> _Stated exercise_: Return each line holding the string "title".

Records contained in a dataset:
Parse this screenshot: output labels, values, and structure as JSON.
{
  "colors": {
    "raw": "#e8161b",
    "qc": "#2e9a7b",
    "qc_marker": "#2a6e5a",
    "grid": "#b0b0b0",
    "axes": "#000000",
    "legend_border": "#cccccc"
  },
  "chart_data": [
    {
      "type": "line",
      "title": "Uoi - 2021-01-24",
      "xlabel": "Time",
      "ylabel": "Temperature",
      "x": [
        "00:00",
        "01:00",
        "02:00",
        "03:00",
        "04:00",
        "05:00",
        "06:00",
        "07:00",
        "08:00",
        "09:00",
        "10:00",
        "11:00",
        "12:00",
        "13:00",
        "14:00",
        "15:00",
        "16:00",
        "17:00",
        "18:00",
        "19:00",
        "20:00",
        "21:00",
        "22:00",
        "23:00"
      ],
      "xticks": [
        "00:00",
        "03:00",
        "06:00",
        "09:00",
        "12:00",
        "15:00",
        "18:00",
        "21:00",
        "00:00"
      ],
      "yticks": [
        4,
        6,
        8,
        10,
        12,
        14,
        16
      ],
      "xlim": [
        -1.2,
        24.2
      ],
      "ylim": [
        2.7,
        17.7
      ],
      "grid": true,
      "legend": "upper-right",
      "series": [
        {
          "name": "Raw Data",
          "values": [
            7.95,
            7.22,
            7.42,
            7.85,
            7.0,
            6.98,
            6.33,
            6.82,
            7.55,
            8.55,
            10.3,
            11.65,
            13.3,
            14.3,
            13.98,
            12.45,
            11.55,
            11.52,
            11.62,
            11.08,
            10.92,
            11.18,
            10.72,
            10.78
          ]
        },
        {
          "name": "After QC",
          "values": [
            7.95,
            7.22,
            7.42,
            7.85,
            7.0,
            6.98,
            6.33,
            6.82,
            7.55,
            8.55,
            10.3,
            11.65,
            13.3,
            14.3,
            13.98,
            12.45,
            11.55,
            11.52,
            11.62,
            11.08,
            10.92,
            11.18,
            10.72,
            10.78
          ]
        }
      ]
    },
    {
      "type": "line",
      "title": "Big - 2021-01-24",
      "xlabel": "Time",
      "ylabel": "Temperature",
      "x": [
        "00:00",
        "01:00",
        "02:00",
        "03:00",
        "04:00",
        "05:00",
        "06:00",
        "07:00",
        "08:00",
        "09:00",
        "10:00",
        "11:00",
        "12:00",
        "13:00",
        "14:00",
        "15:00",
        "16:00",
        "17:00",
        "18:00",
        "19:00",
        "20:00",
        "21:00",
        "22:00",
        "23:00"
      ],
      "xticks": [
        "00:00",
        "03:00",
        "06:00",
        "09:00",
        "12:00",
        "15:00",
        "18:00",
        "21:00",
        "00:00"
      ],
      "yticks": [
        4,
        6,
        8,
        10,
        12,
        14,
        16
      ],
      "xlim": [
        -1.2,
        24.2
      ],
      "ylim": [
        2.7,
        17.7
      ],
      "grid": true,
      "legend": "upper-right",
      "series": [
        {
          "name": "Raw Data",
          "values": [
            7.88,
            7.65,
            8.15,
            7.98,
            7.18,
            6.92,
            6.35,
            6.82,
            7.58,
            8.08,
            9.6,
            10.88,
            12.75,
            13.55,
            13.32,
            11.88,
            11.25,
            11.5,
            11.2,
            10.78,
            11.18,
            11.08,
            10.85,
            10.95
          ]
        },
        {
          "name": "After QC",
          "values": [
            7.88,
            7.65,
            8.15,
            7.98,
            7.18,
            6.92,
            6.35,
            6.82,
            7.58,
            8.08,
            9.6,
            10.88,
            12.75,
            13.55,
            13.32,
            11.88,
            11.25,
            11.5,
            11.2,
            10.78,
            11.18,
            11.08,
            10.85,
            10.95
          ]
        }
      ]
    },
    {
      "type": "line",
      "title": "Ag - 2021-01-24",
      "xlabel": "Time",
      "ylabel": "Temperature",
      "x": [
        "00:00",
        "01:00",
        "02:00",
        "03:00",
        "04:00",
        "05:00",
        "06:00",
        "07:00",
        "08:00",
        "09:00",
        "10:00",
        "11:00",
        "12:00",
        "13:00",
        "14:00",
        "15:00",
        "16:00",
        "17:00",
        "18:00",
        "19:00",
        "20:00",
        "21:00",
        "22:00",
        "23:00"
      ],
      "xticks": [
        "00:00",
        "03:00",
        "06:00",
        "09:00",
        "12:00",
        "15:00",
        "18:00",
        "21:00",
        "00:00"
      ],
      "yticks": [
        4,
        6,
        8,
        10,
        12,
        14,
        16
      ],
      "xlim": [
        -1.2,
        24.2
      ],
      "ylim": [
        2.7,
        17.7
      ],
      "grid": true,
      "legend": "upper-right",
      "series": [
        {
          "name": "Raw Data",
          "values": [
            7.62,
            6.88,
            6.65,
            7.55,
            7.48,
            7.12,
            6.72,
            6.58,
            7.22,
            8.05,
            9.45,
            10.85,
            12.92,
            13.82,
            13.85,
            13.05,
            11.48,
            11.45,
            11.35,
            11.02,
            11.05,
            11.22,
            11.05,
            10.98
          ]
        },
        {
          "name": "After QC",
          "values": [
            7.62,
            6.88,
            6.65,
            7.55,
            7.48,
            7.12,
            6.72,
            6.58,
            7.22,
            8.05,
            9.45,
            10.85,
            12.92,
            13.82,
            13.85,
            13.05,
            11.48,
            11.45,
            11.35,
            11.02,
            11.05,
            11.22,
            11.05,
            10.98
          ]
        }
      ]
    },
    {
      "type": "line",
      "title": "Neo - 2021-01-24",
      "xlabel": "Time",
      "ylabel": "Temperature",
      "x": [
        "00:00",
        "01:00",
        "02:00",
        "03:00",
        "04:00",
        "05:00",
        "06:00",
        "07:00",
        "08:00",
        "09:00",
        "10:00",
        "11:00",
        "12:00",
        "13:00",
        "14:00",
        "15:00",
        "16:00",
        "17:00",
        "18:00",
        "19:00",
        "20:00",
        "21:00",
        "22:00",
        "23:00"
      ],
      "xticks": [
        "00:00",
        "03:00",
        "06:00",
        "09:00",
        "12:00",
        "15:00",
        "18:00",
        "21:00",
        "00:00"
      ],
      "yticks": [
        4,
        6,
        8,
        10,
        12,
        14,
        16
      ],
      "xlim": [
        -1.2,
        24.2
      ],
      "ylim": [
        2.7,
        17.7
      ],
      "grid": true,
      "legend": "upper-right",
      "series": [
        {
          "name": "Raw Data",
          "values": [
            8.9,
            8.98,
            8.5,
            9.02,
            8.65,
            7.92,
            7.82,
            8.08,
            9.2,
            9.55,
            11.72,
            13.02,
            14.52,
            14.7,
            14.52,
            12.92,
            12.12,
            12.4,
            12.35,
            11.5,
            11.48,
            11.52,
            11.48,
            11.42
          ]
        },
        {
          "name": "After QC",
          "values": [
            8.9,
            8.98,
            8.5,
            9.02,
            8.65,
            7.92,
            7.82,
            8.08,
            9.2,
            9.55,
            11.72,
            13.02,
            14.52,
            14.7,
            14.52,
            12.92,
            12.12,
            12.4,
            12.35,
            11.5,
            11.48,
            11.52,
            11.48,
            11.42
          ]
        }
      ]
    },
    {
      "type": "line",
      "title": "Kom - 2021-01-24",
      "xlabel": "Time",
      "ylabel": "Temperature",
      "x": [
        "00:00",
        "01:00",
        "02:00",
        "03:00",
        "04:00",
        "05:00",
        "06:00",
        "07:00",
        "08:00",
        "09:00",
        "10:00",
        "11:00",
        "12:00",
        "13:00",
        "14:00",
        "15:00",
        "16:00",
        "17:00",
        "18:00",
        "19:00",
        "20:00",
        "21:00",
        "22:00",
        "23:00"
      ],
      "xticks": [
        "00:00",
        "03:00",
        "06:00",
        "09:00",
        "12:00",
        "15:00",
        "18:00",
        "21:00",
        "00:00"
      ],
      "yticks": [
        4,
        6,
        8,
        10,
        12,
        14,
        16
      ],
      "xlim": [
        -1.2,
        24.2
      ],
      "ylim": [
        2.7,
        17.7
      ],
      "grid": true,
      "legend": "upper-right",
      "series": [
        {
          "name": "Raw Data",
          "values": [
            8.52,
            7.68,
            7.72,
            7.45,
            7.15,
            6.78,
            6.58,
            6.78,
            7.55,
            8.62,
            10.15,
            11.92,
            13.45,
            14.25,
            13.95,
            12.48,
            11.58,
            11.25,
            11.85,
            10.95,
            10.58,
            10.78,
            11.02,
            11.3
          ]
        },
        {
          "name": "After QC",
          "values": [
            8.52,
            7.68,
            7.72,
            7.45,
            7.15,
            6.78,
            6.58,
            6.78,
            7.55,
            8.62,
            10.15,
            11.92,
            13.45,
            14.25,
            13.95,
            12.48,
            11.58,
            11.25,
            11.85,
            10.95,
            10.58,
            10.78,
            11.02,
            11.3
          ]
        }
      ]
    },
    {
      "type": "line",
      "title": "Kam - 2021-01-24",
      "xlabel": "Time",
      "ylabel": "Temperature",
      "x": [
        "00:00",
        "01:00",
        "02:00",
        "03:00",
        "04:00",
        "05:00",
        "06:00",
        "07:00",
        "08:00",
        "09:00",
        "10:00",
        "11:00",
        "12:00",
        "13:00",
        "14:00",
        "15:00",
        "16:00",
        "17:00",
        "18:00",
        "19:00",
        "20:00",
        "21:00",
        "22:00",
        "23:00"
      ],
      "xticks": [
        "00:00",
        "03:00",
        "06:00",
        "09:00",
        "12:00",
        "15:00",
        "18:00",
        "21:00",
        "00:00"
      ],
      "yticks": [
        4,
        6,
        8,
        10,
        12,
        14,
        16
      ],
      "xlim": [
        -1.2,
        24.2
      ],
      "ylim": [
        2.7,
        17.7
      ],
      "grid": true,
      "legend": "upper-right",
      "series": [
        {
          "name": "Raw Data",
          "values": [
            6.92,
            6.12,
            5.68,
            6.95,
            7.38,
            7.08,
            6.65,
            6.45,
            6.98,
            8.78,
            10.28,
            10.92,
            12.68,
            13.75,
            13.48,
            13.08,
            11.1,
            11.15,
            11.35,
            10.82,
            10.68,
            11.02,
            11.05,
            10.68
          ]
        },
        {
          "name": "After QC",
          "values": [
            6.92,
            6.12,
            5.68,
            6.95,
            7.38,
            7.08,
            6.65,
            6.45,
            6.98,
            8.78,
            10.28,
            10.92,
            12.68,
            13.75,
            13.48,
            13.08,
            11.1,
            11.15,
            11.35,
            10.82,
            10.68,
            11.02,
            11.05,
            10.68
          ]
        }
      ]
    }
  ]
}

> _Output_:
      "title": "Uoi - 2021-01-24",
      "title": "Big - 2021-01-24",
      "title": "Ag - 2021-01-24",
      "title": "Neo - 2021-01-24",
      "title": "Kom - 2021-01-24",
      "title": "Kam - 2021-01-24",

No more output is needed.